**WHAT IS EXPECTED**
Please give the data below again in full, exactly as it stands.

(Stored records)
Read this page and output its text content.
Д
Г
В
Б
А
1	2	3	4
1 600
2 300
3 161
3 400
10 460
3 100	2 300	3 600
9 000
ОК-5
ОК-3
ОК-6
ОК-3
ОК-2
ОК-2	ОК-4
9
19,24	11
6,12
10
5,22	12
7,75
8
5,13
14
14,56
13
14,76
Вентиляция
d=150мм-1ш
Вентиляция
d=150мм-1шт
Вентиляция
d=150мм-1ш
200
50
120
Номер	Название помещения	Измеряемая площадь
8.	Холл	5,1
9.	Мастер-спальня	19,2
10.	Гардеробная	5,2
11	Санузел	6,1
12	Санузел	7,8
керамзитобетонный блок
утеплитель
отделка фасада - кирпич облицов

**FINISHED EXERCISE**
Read this page and output its text content.
Д
Г
В
Б
А
1	2	3	4
1 600
2 300
3 161
3 400
10 460
3 100	2 300	3 600
9 000
ОК-5
ОК-3
ОК-6
ОК-3
ОК-2
ОК-2	ОК-4
9
19,24	11
6,12
10
5,22	12
7,75
8
5,13
14
14,56
13
14,76
Вентиляция
d=150мм-1ш
Вентиляция
d=150мм-1шт
Вентиляция
d=150мм-1ш
200
50
120
Номер	Название помещения	Измеряемая площадь
8.	Холл	5,1
9.	Мастер-спальня	19,2
10.	Гардеробная	5,2
11	Санузел	6,1
12	Санузел	7,8
керамзитобетонный блок
утеплитель
отделка фасада - кирпич облицов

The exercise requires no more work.